Copy out each line that mentions the word "ἤτοι".

-- Begin --

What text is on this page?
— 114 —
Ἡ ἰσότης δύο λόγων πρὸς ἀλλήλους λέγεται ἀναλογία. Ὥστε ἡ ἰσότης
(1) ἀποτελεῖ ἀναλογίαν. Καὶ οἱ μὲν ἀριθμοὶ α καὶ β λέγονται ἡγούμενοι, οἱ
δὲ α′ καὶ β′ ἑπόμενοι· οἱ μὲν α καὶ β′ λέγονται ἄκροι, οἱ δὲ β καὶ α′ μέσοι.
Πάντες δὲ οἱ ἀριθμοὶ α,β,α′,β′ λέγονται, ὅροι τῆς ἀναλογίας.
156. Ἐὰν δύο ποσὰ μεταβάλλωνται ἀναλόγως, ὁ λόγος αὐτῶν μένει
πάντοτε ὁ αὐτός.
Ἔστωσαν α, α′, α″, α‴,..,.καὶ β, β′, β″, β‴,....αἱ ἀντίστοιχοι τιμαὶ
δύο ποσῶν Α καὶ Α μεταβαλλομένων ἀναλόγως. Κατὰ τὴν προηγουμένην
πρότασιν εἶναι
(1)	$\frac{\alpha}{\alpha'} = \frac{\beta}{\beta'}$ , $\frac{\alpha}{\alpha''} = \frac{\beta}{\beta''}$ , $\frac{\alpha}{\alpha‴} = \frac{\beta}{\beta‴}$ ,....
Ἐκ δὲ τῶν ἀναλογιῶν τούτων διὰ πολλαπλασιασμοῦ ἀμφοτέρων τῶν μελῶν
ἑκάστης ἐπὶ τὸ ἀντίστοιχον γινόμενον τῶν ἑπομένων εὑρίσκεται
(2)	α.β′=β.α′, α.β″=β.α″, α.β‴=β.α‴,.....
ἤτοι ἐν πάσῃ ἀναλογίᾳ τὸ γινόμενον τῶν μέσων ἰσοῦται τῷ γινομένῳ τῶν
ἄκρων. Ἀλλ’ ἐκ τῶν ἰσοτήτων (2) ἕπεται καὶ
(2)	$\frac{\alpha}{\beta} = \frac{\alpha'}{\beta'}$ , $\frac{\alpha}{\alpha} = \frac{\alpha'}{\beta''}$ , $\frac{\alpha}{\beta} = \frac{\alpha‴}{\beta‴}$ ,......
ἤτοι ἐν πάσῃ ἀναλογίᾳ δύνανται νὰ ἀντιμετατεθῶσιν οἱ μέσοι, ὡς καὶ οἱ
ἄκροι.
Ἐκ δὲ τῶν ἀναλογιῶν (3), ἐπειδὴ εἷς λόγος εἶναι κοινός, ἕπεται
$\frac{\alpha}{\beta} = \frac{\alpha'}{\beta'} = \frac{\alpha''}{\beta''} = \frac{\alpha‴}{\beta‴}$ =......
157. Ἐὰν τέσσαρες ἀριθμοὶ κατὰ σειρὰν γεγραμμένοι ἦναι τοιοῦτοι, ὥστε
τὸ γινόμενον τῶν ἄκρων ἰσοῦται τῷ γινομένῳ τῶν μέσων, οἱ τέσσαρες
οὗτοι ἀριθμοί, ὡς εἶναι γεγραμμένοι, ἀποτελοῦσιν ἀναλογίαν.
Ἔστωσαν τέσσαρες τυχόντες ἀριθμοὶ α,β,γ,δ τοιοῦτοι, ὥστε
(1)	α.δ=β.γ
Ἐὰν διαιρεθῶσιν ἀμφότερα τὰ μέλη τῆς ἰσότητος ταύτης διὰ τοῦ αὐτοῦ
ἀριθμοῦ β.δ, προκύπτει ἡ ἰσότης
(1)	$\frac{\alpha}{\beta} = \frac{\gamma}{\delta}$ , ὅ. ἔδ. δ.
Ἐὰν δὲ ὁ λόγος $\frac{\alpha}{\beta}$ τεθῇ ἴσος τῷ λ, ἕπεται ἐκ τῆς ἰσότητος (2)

-- End --

## Solution:
ἤτοι ἐν πάσῃ ἀναλογίᾳ τὸ γινόμενον τῶν μέσων ἰσοῦται τῷ γινομένῳ τῶν
ἤτοι ἐν πάσῃ ἀναλογίᾳ δύνανται νὰ ἀντιμετατεθῶσιν οἱ μέσοι, ὡς καὶ οἱ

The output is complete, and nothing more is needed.